Extract>
------------------------

This presentation may contain certain forecasts made in statements relating to the business, financial performance and results of the bank and/or the industry in which it operates. Any such statements contained in this presentation, including assumptions, opinions and views of the Bank or cited from third party sources, are solely opinions and forecasts which are uncertain and subject to risks. A number of factors can cause actual events to differ significantly from any implied or anticipated development. Neither the Bank nor any officers or employees can guarantee that the assumptions underlying such statements are without errors nor does either accept any responsibility for the future accuracy of any opinions given in this presentation or the actual occurrence of any forecasted developments. No representation or warranty (expressed or implied) is made as to, and no reliance should be placed on, any information, including projections, estimates, targets and opinions, contained herein, and no liability whatsoever is accepted as to any errors, omissions or misstatements contained herein, and, accordingly, neither the Bank nor any officers or employees accepts any liability whatsoever arising directly or indirectly from the use of this presentation for any purpose . . .
. . .
The Bank is under no obligation to update or revise the information contained herein and will not publicly release any amendments it may make that may result from circumstances arising after the date of this presentation. The Bank accepts no responsibility for the accuracy of its sources."
"Now, my Lords, I ask the question, How can the directors of a company be liable, after the full original allotment of shares, for all the subsequent dealings which may take place with regard to those shares upon the Stock Exchange? If the argument of the Appellant is right, they must be liable ad infinitum, for I know no means of pointing out any time at which the liability would, in point of fact, cease. . . . My Lords, I ask, is there any authority for this proposition? I am aware of none."

------------------------

Set tasks>
[a] Answer these from the extract on liability:
(i) What does the Bank say it is under no obligation to do with the information contained herein?
(ii) If the Appellant's argument is right, for how long must the directors be liable?
(iii) Asked whether there is any authority for the proposition, what does the speaker reply?
[b] Write a continuation of the extract on liability that starts after "I am aware of none."

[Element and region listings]
------------------------

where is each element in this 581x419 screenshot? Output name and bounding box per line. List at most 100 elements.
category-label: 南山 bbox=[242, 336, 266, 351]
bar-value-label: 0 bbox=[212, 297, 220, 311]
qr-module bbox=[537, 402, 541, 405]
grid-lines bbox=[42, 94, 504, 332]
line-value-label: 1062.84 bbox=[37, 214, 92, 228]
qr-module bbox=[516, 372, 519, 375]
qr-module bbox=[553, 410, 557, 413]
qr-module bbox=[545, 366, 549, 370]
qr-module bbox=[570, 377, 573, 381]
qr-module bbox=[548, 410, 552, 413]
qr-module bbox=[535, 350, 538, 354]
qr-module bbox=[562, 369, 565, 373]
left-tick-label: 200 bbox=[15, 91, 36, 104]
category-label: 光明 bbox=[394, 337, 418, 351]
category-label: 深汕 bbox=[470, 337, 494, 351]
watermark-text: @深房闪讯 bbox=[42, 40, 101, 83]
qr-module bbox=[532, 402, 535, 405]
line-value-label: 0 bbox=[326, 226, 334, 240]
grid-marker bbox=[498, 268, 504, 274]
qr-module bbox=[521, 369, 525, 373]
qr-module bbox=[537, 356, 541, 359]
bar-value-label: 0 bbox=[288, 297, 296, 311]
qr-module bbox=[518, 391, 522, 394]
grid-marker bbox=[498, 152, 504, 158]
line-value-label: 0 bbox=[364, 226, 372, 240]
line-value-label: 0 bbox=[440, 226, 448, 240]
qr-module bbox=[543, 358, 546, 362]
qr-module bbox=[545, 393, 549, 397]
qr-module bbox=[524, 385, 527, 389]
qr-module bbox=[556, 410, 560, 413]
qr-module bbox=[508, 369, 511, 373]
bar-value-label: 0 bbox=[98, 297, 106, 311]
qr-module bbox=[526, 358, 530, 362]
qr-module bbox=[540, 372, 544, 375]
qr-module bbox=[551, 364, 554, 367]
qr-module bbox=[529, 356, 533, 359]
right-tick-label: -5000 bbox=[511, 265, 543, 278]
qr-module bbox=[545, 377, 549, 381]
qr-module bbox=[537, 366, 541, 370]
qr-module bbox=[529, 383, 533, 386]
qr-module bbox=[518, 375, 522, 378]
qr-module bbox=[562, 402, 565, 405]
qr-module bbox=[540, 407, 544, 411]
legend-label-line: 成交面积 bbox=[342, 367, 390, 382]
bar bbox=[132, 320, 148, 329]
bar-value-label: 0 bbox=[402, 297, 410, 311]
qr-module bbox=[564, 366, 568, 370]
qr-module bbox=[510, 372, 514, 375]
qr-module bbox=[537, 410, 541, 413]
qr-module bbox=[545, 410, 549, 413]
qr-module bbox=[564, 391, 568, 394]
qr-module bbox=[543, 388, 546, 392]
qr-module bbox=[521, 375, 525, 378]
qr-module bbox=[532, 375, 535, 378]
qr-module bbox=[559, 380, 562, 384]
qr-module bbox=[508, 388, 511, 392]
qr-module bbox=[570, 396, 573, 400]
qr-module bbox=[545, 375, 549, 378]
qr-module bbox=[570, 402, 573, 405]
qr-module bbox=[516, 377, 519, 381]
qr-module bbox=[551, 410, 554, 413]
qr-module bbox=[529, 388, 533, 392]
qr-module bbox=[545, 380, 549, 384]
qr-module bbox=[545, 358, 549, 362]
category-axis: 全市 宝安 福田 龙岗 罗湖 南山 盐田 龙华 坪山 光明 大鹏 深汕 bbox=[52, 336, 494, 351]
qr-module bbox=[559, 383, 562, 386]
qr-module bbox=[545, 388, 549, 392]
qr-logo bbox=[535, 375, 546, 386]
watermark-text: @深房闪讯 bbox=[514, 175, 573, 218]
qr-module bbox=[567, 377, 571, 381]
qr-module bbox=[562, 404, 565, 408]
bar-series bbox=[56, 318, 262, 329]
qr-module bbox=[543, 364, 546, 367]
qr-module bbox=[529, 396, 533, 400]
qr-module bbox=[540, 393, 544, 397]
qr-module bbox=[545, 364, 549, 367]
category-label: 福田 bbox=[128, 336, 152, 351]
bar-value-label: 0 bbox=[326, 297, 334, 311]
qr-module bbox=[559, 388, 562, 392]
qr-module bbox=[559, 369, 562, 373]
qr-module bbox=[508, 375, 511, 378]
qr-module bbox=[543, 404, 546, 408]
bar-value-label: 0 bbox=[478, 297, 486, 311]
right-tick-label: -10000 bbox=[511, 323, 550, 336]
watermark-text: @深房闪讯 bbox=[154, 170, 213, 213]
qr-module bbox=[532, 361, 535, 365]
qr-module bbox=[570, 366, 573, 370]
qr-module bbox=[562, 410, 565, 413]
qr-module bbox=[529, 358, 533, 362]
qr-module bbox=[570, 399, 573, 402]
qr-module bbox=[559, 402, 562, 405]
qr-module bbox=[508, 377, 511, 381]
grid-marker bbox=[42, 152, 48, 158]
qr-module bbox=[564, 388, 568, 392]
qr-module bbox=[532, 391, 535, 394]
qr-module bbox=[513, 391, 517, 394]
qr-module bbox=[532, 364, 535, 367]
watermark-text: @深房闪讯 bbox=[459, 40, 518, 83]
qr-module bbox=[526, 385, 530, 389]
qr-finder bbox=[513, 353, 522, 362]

------------------------

The replies>
[a]
(i) Update or revise it.
(ii) Ad infinitum.
(iii) "I am aware of none."

[b]
"The situation is entirely different where a statement is put into more or less general circulation and may foreseeably be relied on by strangers to the maker of the statement for any one of a variety of different purposes which the maker of the statement has no specific reason to anticipate. To hold the maker of the statement to be under a duty of care in respect of the accuracy of the statement to all and sundry for any purpose for which they may choose to rely on it is not only to subject him, in the classic words of Cardozo C.J. to 'liability in an indeterminate amount for an indeterminate time to an indeterminate class:' see Ultramares Corporation v. Touche (1931) 174 N.E. 441, 444; it is also to confer on the world at large a quite unwarranted entitlement to appropriate for their own purposes the benefit of the expert knowledge or professional expertise attributed to the maker of the statement. Hence, looking only at the circumstances of these decided cases where a duty of care in respect of negligent statements has been held to exist, I should expect to find that the 'limit or control mechanism . . . imposed upon the liability of a wrongdoer towards those who have suffered economic damage in consequence of his negligence' rested in the necessity to prove, in this category of the tort of negligence, as an essential ingredient of the 'proximity' between the plaintiff and the defendant, that the defendant knew that his statement would be communicated to the plaintiff, either as an individual or as a member of an identifiable class, specifically in connection with a particular transaction or transactions of a particular kind (e.g. in a prospectus inviting investment) and that the plaintiff would be very likely to rely on it for the purpose of deciding whether or not to enter upon that transaction or upon a transaction of that kind."
(ii) The disclaimer
(a) "This presentation has been produced by [the Bank] solely for use by investors met during the non-deal roadshow made in . . . "
(b) "No representation or warranty (express or implied) is made as to, and no reliance should be placed on, any information including projections, estimates, targets and opinions contained herein;"
(c) "No liability whatsoever is accepted as to any errors, omissions or misstatements contained herein;"
(d) "Neither the Bank nor any officers or employees accepts any liability whatsoever arising directly or indirectly from the use of this presentation for any purpose;"
(e) "Neither this presentation nor any part of it shall form the basis of, or be relied upon in connection with any offer, or act as an inducement to enter into any contract or commitment whatsoever;"
(f) "The Bank is under no obligation to update or revise the information contained herein . . . ."
2.— Negligence liability.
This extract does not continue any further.